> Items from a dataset

────────────────────

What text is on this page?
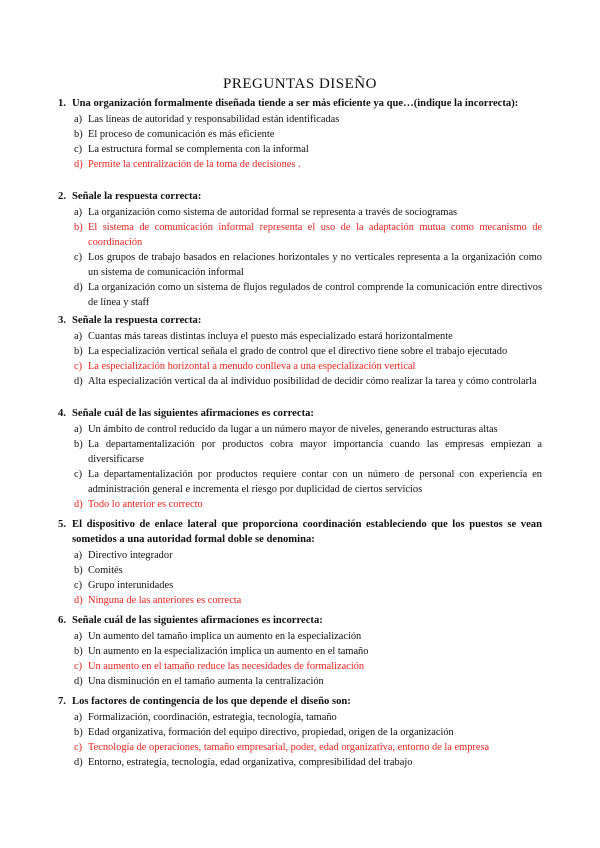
PREGUNTAS DISEÑO
1. Una organización formalmente diseñada tiende a ser más eficiente ya que…(indique la incorrecta):
a) Las líneas de autoridad y responsabilidad están identificadas
b) El proceso de comunicación es más eficiente
c) La estructura formal se complementa con la informal
d) Permite la centralización de la toma de decisiones .
2. Señale la respuesta correcta:
a) La organización como sistema de autoridad formal se representa a través de sociogramas
b) El sistema de comunicación informal representa el uso de la adaptación mutua como mecanismo de coordinación
c) Los grupos de trabajo basados en relaciones horizontales y no verticales representa a la organización como un sistema de comunicación informal
d) La organización como un sistema de flujos regulados de control comprende la comunicación entre directivos de línea y staff
3. Señale la respuesta correcta:
a) Cuantas más tareas distintas incluya el puesto más especializado estará horizontalmente
b) La especialización vertical señala el grado de control que el directivo tiene sobre el trabajo ejecutado
c) La especialización horizontal a menudo conlleva a una especialización vertical
d) Alta especialización vertical da al individuo posibilidad de decidir cómo realizar la tarea y cómo controlarla
4. Señale cuál de las siguientes afirmaciones es correcta:
a) Un ámbito de control reducido da lugar a un número mayor de niveles, generando estructuras altas
b) La departamentalización por productos cobra mayor importancia cuando las empresas empiezan a diversificarse
c) La departamentalización por productos requiere contar con un número de personal con experiencia en administración general e incrementa el riesgo por duplicidad de ciertos servicios
d) Todo lo anterior es correcto
5. El dispositivo de enlace lateral que proporciona coordinación estableciendo que los puestos se vean sometidos a una autoridad formal doble se denomina:
a) Directivo integrador
b) Comités
c) Grupo interunidades
d) Ninguna de las anteriores es correcta
6. Señale cuál de las siguientes afirmaciones es incorrecta:
a) Un aumento del tamaño implica un aumento en la especialización
b) Un aumento en la especialización implica un aumento en el tamaño
c) Un aumento en el tamaño reduce las necesidades de formalización
d) Una disminución en el tamaño aumenta la centralización
7. Los factores de contingencia de los que depende el diseño son:
a) Formalización, coordinación, estrategia, tecnología, tamaño
b) Edad organizativa, formación del equipo directivo, propiedad, origen de la organización
c) Tecnología de operaciones, tamaño empresarial, poder, edad organizativa, entorno de la empresa
d) Entorno, estrategia, tecnología, edad organizativa, compresibilidad del trabajo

────────────────────

> Short exercise
Repeat the records above exactly, leaving out the pictures.

> Full response
What text is on this page?
PREGUNTAS DISEÑO
1. Una organización formalmente diseñada tiende a ser más eficiente ya que…(indique la incorrecta):
a) Las líneas de autoridad y responsabilidad están identificadas
b) El proceso de comunicación es más eficiente
c) La estructura formal se complementa con la informal
d) Permite la centralización de la toma de decisiones .
2. Señale la respuesta correcta:
a) La organización como sistema de autoridad formal se representa a través de sociogramas
b) El sistema de comunicación informal representa el uso de la adaptación mutua como mecanismo de coordinación
c) Los grupos de trabajo basados en relaciones horizontales y no verticales representa a la organización como un sistema de comunicación informal
d) La organización como un sistema de flujos regulados de control comprende la comunicación entre directivos de línea y staff
3. Señale la respuesta correcta:
a) Cuantas más tareas distintas incluya el puesto más especializado estará horizontalmente
b) La especialización vertical señala el grado de control que el directivo tiene sobre el trabajo ejecutado
c) La especialización horizontal a menudo conlleva a una especialización vertical
d) Alta especialización vertical da al individuo posibilidad de decidir cómo realizar la tarea y cómo controlarla
4. Señale cuál de las siguientes afirmaciones es correcta:
a) Un ámbito de control reducido da lugar a un número mayor de niveles, generando estructuras altas
b) La departamentalización por productos cobra mayor importancia cuando las empresas empiezan a diversificarse
c) La departamentalización por productos requiere contar con un número de personal con experiencia en administración general e incrementa el riesgo por duplicidad de ciertos servicios
d) Todo lo anterior es correcto
5. El dispositivo de enlace lateral que proporciona coordinación estableciendo que los puestos se vean sometidos a una autoridad formal doble se denomina:
a) Directivo integrador
b) Comités
c) Grupo interunidades
d) Ninguna de las anteriores es correcta
6. Señale cuál de las siguientes afirmaciones es incorrecta:
a) Un aumento del tamaño implica un aumento en la especialización
b) Un aumento en la especialización implica un aumento en el tamaño
c) Un aumento en el tamaño reduce las necesidades de formalización
d) Una disminución en el tamaño aumenta la centralización
7. Los factores de contingencia de los que depende el diseño son:
a) Formalización, coordinación, estrategia, tecnología, tamaño
b) Edad organizativa, formación del equipo directivo, propiedad, origen de la organización
c) Tecnología de operaciones, tamaño empresarial, poder, edad organizativa, entorno de la empresa
d) Entorno, estrategia, tecnología, edad organizativa, compresibilidad del trabajo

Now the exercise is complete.